## Given task
Return all lines where the word "Height" can be found.

## Chart and figure data
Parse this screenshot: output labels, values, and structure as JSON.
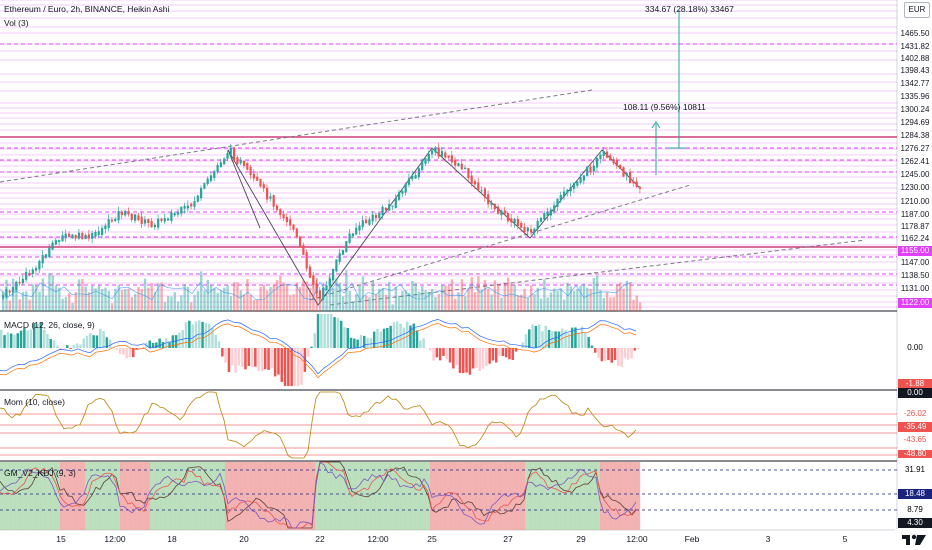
{
  "header": {
    "title": "Ethereum / Euro, 2h, BINANCE, Heikin Ashi",
    "vol": "Vol (3)"
  },
  "currency_button": "EUR",
  "annotations": {
    "long_measure": "334.67 (28.18%) 33467",
    "short_measure": "108.11 (9.56%) 10811"
  },
  "price_axis": [
    {
      "text": "1465.50",
      "bg": "#ffffff",
      "fg": "#131722"
    },
    {
      "text": "1431.82",
      "bg": "#ffffff",
      "fg": "#131722"
    },
    {
      "text": "1402.88",
      "bg": "#ffffff",
      "fg": "#131722"
    },
    {
      "text": "1398.43",
      "bg": "#ffffff",
      "fg": "#131722"
    },
    {
      "text": "1342.77",
      "bg": "#ffffff",
      "fg": "#131722"
    },
    {
      "text": "1335.96",
      "bg": "#ffffff",
      "fg": "#131722"
    },
    {
      "text": "1300.24",
      "bg": "#ffffff",
      "fg": "#131722"
    },
    {
      "text": "1294.69",
      "bg": "#ffffff",
      "fg": "#131722"
    },
    {
      "text": "1284.38",
      "bg": "#ffffff",
      "fg": "#131722"
    },
    {
      "text": "1276.27",
      "bg": "#ffffff",
      "fg": "#131722"
    },
    {
      "text": "1262.41",
      "bg": "#ffffff",
      "fg": "#131722"
    },
    {
      "text": "1245.00",
      "bg": "#ffffff",
      "fg": "#131722"
    },
    {
      "text": "1230.00",
      "bg": "#ffffff",
      "fg": "#131722"
    },
    {
      "text": "1210.00",
      "bg": "#ffffff",
      "fg": "#131722"
    },
    {
      "text": "1187.00",
      "bg": "#ffffff",
      "fg": "#131722"
    },
    {
      "text": "1178.87",
      "bg": "#ffffff",
      "fg": "#131722"
    },
    {
      "text": "1162.24",
      "bg": "#ffffff",
      "fg": "#131722"
    },
    {
      "text": "1155.00",
      "bg": "#e040fb",
      "fg": "#ffffff"
    },
    {
      "text": "1147.00",
      "bg": "#ffffff",
      "fg": "#131722"
    },
    {
      "text": "1138.50",
      "bg": "#ffffff",
      "fg": "#131722"
    },
    {
      "text": "1131.00",
      "bg": "#ffffff",
      "fg": "#131722"
    },
    {
      "text": "1122.00",
      "bg": "#e040fb",
      "fg": "#ffffff"
    }
  ],
  "macd": {
    "label": "MACD (12, 26, close, 9)",
    "axis": [
      "0.00",
      "-1.88",
      "0.00"
    ]
  },
  "mom": {
    "label": "Mom (10, close)",
    "axis": [
      "-26.02",
      "-35.49",
      "-43.65",
      "-48.80"
    ]
  },
  "gm": {
    "label": "GM_V2_KDJ (9, 3)",
    "axis": [
      "31.91",
      "18.48",
      "8.79",
      "4.30"
    ]
  },
  "time_axis": [
    "15",
    "12:00",
    "18",
    "20",
    "22",
    "12:00",
    "25",
    "27",
    "29",
    "12:00",
    "Feb",
    "3",
    "5"
  ],
  "colors": {
    "up": "#26a69a",
    "down": "#ef5350",
    "level": "#e040fb",
    "trend": "#787b86"
  }
}
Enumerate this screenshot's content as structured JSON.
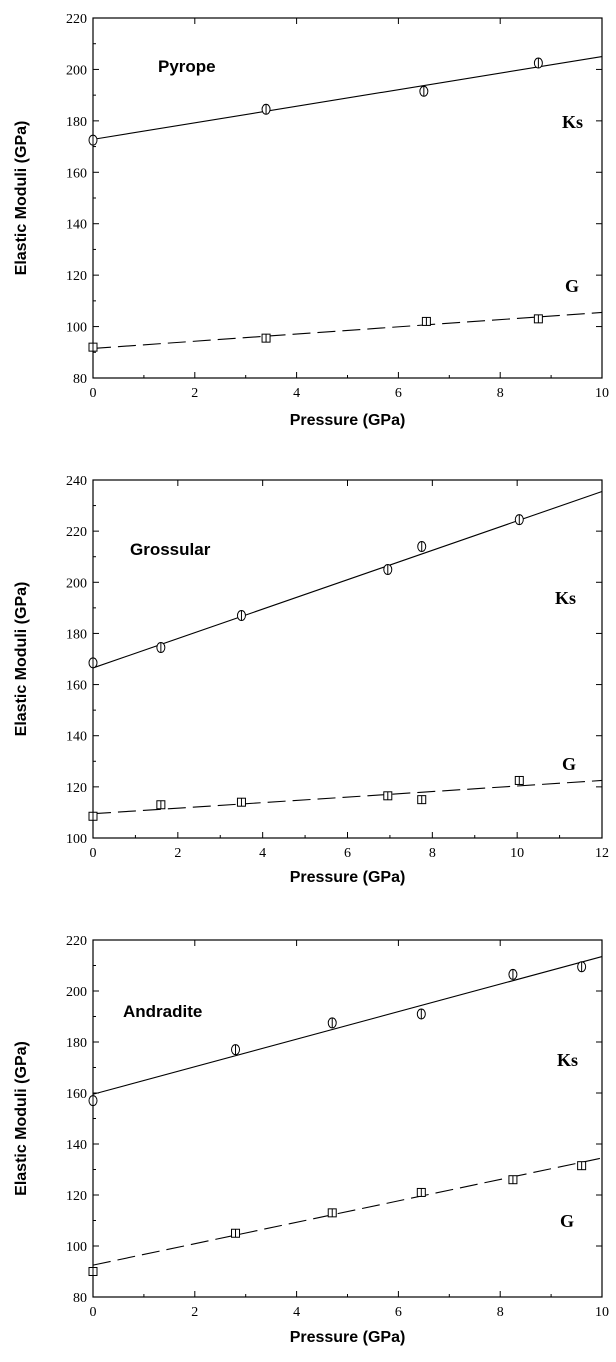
{
  "chart_data": [
    {
      "type": "scatter",
      "title": "Pyrope",
      "xlabel": "Pressure  (GPa)",
      "ylabel": "Elastic  Moduli  (GPa)",
      "xlim": [
        0,
        10
      ],
      "ylim": [
        80,
        220
      ],
      "xticks": [
        0,
        2,
        4,
        6,
        8,
        10
      ],
      "yticks": [
        80,
        100,
        120,
        140,
        160,
        180,
        200,
        220
      ],
      "grid": false,
      "series": [
        {
          "name": "Ks",
          "marker": "circle",
          "x": [
            0,
            3.4,
            6.5,
            8.75
          ],
          "y": [
            172.5,
            184.5,
            191.5,
            202.5
          ],
          "fit": {
            "style": "solid",
            "x": [
              0,
              10
            ],
            "y": [
              172.8,
              205.0
            ]
          }
        },
        {
          "name": "G",
          "marker": "square",
          "x": [
            0,
            3.4,
            6.55,
            8.75
          ],
          "y": [
            92.0,
            95.5,
            102.0,
            103.0
          ],
          "fit": {
            "style": "dashed",
            "x": [
              0,
              10
            ],
            "y": [
              91.5,
              105.5
            ]
          }
        }
      ]
    },
    {
      "type": "scatter",
      "title": "Grossular",
      "xlabel": "Pressure  (GPa)",
      "ylabel": "Elastic Moduli (GPa)",
      "xlim": [
        0,
        12
      ],
      "ylim": [
        100,
        240
      ],
      "xticks": [
        0,
        2,
        4,
        6,
        8,
        10,
        12
      ],
      "yticks": [
        100,
        120,
        140,
        160,
        180,
        200,
        220,
        240
      ],
      "grid": false,
      "series": [
        {
          "name": "Ks",
          "marker": "circle",
          "x": [
            0,
            1.6,
            3.5,
            6.95,
            7.75,
            10.05
          ],
          "y": [
            168.5,
            174.5,
            187.0,
            205.0,
            214.0,
            224.5
          ],
          "fit": {
            "style": "solid",
            "x": [
              0,
              12
            ],
            "y": [
              166.5,
              235.5
            ]
          }
        },
        {
          "name": "G",
          "marker": "square",
          "x": [
            0,
            1.6,
            3.5,
            6.95,
            7.75,
            10.05
          ],
          "y": [
            108.5,
            113.0,
            114.0,
            116.5,
            115.0,
            122.5
          ],
          "fit": {
            "style": "dashed",
            "x": [
              0,
              12
            ],
            "y": [
              109.5,
              122.5
            ]
          }
        }
      ]
    },
    {
      "type": "scatter",
      "title": "Andradite",
      "xlabel": "Pressure (GPa)",
      "ylabel": "Elastic Moduli (GPa)",
      "xlim": [
        0,
        10
      ],
      "ylim": [
        80,
        220
      ],
      "xticks": [
        0,
        2,
        4,
        6,
        8,
        10
      ],
      "yticks": [
        80,
        100,
        120,
        140,
        160,
        180,
        200,
        220
      ],
      "grid": false,
      "series": [
        {
          "name": "Ks",
          "marker": "circle",
          "x": [
            0,
            2.8,
            4.7,
            6.45,
            8.25,
            9.6
          ],
          "y": [
            157.0,
            177.0,
            187.5,
            191.0,
            206.5,
            209.5
          ],
          "fit": {
            "style": "solid",
            "x": [
              0,
              10
            ],
            "y": [
              159.5,
              213.5
            ]
          }
        },
        {
          "name": "G",
          "marker": "square",
          "x": [
            0,
            2.8,
            4.7,
            6.45,
            8.25,
            9.6
          ],
          "y": [
            90.0,
            105.0,
            113.0,
            121.0,
            126.0,
            131.5
          ],
          "fit": {
            "style": "dashed",
            "x": [
              0,
              10
            ],
            "y": [
              92.5,
              134.5
            ]
          }
        }
      ]
    }
  ]
}
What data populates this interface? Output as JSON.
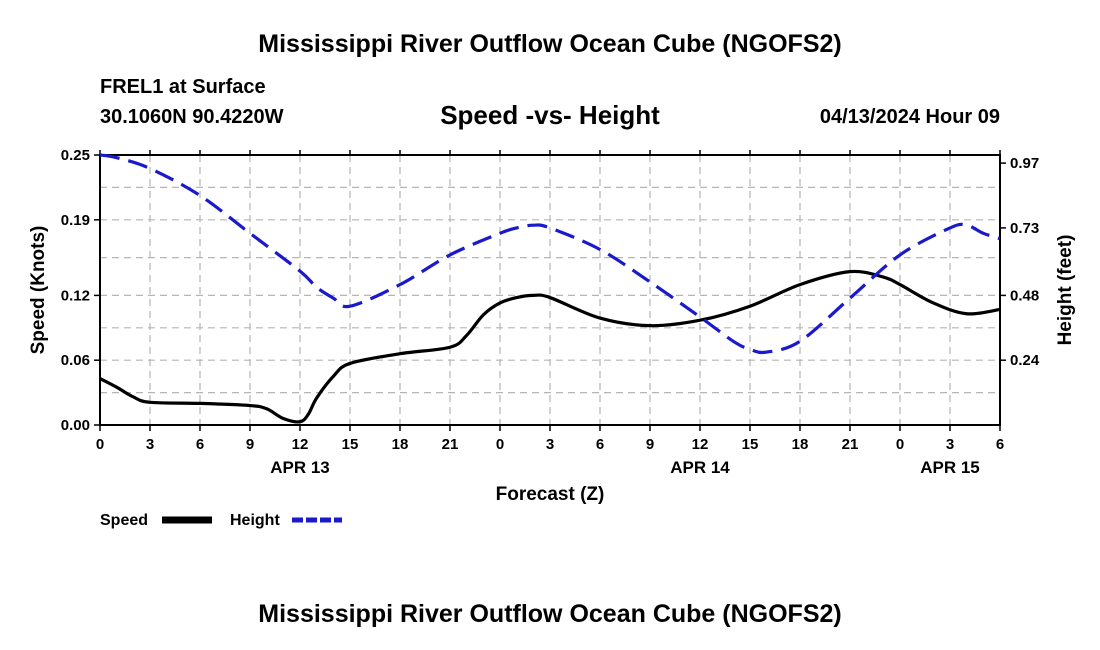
{
  "header": {
    "title": "Mississippi River Outflow Ocean Cube (NGOFS2)",
    "station": "FREL1 at Surface",
    "coords": "30.1060N  90.4220W",
    "subtitle": "Speed -vs- Height",
    "datetime": "04/13/2024 Hour 09"
  },
  "footer": {
    "title": "Mississippi River Outflow Ocean Cube (NGOFS2)"
  },
  "chart_data": {
    "type": "line",
    "xlabel": "Forecast (Z)",
    "ylabel_left": "Speed (Knots)",
    "ylabel_right": "Height (feet)",
    "x_hours_range": [
      0,
      54
    ],
    "x_ticks": [
      {
        "h": 0,
        "label": "0"
      },
      {
        "h": 3,
        "label": "3"
      },
      {
        "h": 6,
        "label": "6"
      },
      {
        "h": 9,
        "label": "9"
      },
      {
        "h": 12,
        "label": "12"
      },
      {
        "h": 15,
        "label": "15"
      },
      {
        "h": 18,
        "label": "18"
      },
      {
        "h": 21,
        "label": "21"
      },
      {
        "h": 24,
        "label": "0"
      },
      {
        "h": 27,
        "label": "3"
      },
      {
        "h": 30,
        "label": "6"
      },
      {
        "h": 33,
        "label": "9"
      },
      {
        "h": 36,
        "label": "12"
      },
      {
        "h": 39,
        "label": "15"
      },
      {
        "h": 42,
        "label": "18"
      },
      {
        "h": 45,
        "label": "21"
      },
      {
        "h": 48,
        "label": "0"
      },
      {
        "h": 51,
        "label": "3"
      },
      {
        "h": 54,
        "label": "6"
      }
    ],
    "date_labels": [
      {
        "h": 12,
        "label": "APR 13"
      },
      {
        "h": 36,
        "label": "APR 14"
      },
      {
        "h": 51,
        "label": "APR 15"
      }
    ],
    "y_left": {
      "range": [
        0.0,
        0.25
      ],
      "ticks": [
        0.0,
        0.06,
        0.12,
        0.19,
        0.25
      ],
      "tick_labels": [
        "0.00",
        "0.06",
        "0.12",
        "0.19",
        "0.25"
      ]
    },
    "y_right": {
      "range": [
        0.0,
        1.0
      ],
      "ticks": [
        0.24,
        0.48,
        0.73,
        0.97
      ],
      "tick_labels": [
        "0.24",
        "0.48",
        "0.73",
        "0.97"
      ]
    },
    "grid": true,
    "legend_position": "bottom-left",
    "series": [
      {
        "name": "Speed",
        "axis": "left",
        "color": "#000000",
        "style": "solid",
        "x": [
          0,
          1,
          2,
          3,
          6,
          9,
          10,
          11,
          12,
          12.5,
          13,
          14,
          15,
          18,
          21,
          22,
          23,
          24,
          25,
          26,
          27,
          30,
          33,
          36,
          39,
          42,
          45,
          47,
          48,
          50,
          52,
          54
        ],
        "y": [
          0.043,
          0.035,
          0.026,
          0.021,
          0.02,
          0.018,
          0.015,
          0.006,
          0.003,
          0.01,
          0.025,
          0.045,
          0.057,
          0.066,
          0.072,
          0.083,
          0.102,
          0.113,
          0.118,
          0.12,
          0.118,
          0.099,
          0.092,
          0.097,
          0.11,
          0.13,
          0.142,
          0.137,
          0.13,
          0.113,
          0.103,
          0.107
        ]
      },
      {
        "name": "Height",
        "axis": "right",
        "color": "#1a1acc",
        "style": "dashed",
        "x": [
          0,
          1,
          3,
          6,
          9,
          12,
          13,
          14,
          15,
          18,
          21,
          24,
          25,
          26,
          27,
          30,
          33,
          36,
          38,
          39,
          40,
          42,
          45,
          48,
          51,
          52,
          53,
          54
        ],
        "y": [
          1.0,
          0.99,
          0.95,
          0.85,
          0.71,
          0.57,
          0.51,
          0.47,
          0.44,
          0.52,
          0.63,
          0.71,
          0.73,
          0.74,
          0.73,
          0.65,
          0.53,
          0.4,
          0.31,
          0.28,
          0.27,
          0.31,
          0.47,
          0.63,
          0.73,
          0.74,
          0.71,
          0.69
        ]
      }
    ]
  }
}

## Reply to the exercise
    "subtitle": "Speed -vs- Height",
    "ylabel_right": "Height (feet)",
        "name": "Height",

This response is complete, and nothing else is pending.